Pick out every line in the data below that holds "раствором".

## Given data
-.-.-

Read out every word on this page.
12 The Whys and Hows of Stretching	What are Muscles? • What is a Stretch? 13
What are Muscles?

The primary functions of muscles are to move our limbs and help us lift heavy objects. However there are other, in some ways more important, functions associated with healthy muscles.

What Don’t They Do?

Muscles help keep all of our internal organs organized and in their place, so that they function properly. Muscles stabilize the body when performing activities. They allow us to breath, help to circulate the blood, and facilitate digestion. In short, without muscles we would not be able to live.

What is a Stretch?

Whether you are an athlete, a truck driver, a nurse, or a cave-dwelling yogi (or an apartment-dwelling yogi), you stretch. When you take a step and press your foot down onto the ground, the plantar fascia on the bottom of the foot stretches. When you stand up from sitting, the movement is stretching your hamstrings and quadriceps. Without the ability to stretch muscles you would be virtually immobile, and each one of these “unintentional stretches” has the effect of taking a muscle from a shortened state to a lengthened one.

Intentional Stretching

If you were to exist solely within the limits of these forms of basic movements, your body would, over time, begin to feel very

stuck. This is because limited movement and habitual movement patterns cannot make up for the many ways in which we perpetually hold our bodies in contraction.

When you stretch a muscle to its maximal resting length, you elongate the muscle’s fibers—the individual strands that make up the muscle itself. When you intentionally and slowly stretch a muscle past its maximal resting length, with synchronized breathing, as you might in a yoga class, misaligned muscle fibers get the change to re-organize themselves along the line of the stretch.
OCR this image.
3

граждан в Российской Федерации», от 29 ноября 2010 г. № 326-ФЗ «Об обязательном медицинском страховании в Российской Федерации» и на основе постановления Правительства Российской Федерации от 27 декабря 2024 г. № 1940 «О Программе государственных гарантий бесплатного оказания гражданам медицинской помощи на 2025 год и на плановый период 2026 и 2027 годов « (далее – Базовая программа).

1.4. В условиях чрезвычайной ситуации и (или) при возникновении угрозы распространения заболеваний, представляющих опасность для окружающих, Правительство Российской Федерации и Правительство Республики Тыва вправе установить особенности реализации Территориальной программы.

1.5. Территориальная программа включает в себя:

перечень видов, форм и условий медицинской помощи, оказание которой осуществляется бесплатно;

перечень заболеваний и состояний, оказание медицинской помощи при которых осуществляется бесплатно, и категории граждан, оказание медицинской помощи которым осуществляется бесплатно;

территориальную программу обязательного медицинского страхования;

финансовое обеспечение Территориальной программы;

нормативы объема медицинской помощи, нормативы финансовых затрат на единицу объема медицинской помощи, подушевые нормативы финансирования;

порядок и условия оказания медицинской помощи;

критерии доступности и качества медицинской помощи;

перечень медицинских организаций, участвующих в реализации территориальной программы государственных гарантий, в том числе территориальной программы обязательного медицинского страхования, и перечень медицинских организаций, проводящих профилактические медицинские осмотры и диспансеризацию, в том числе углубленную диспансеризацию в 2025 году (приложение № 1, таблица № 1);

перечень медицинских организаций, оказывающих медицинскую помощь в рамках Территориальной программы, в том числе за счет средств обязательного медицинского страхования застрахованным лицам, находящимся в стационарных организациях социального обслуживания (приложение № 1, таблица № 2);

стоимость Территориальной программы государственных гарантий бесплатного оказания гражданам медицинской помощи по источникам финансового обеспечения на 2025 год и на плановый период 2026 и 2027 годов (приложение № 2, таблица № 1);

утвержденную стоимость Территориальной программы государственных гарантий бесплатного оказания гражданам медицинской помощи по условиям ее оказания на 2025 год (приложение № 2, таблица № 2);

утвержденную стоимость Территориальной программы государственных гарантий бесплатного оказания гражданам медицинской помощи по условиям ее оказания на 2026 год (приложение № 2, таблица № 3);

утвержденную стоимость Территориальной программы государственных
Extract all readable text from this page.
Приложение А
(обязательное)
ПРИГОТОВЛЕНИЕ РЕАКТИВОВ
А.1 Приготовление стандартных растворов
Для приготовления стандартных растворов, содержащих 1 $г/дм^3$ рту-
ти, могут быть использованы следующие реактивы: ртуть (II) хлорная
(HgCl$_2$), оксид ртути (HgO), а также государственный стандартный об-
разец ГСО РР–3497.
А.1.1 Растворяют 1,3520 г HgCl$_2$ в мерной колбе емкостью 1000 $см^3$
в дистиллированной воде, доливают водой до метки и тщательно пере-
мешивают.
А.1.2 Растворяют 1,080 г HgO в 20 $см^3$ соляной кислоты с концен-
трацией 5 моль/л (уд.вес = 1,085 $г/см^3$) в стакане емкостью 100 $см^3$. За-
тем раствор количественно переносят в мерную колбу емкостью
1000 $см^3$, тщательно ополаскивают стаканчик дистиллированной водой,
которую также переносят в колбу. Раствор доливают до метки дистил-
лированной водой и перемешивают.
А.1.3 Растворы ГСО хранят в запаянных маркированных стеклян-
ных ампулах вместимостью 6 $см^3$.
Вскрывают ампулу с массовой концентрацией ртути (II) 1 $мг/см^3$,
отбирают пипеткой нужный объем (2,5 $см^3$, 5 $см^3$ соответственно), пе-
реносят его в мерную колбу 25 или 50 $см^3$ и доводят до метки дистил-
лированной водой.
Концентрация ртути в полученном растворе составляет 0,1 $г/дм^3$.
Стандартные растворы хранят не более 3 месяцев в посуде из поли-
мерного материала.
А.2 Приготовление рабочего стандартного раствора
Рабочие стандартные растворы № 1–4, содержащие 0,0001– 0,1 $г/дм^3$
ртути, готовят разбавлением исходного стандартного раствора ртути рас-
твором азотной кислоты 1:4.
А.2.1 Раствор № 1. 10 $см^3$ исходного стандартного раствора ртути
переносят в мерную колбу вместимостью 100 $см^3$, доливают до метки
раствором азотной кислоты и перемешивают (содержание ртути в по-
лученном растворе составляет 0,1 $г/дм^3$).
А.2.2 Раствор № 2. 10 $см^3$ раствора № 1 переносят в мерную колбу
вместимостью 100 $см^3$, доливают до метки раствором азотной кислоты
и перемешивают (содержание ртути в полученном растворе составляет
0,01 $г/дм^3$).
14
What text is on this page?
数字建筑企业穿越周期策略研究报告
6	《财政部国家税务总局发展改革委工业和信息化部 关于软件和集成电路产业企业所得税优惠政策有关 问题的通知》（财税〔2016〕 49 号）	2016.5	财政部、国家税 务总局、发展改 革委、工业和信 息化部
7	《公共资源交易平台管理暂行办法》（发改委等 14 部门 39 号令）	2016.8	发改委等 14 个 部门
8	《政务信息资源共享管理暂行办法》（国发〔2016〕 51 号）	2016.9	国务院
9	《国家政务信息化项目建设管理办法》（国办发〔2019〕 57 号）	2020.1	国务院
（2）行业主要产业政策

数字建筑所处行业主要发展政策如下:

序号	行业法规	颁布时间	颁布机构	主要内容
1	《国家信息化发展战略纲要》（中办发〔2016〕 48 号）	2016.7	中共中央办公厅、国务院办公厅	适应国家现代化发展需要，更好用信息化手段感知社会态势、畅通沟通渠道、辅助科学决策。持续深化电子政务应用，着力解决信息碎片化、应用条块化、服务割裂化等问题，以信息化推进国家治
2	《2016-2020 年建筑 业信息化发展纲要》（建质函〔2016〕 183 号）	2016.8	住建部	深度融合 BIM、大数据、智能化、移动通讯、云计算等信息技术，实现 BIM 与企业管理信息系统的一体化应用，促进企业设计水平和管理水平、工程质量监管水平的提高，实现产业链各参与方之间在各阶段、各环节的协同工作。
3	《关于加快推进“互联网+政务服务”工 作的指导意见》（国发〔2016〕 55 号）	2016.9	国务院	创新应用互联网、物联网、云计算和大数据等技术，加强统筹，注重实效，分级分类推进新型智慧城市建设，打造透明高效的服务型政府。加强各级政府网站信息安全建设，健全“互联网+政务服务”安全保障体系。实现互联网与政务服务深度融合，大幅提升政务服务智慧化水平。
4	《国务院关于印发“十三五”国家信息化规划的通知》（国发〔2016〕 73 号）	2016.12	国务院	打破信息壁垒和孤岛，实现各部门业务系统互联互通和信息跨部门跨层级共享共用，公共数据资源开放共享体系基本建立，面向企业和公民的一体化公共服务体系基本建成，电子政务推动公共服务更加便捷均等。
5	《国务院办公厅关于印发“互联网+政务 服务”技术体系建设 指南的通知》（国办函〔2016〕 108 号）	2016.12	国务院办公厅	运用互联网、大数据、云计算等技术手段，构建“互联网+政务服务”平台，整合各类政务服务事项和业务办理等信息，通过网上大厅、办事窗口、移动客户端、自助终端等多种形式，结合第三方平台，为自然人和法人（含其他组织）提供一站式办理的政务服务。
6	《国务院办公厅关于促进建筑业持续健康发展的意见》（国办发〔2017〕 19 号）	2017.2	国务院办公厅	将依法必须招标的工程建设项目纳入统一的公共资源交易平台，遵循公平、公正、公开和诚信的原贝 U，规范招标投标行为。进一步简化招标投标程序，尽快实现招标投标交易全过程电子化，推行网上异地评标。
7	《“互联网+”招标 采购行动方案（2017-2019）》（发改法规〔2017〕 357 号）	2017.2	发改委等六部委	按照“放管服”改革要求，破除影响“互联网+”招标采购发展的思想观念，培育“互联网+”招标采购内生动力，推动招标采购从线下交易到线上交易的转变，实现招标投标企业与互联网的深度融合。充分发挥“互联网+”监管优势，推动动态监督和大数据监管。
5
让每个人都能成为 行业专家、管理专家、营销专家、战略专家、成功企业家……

-.-.-

## Output for this exercise
раствором азотной кислоты и перемешивают (содержание ртути в по-
вместимостью 100 $см^3$, доливают до метки раствором азотной кислоты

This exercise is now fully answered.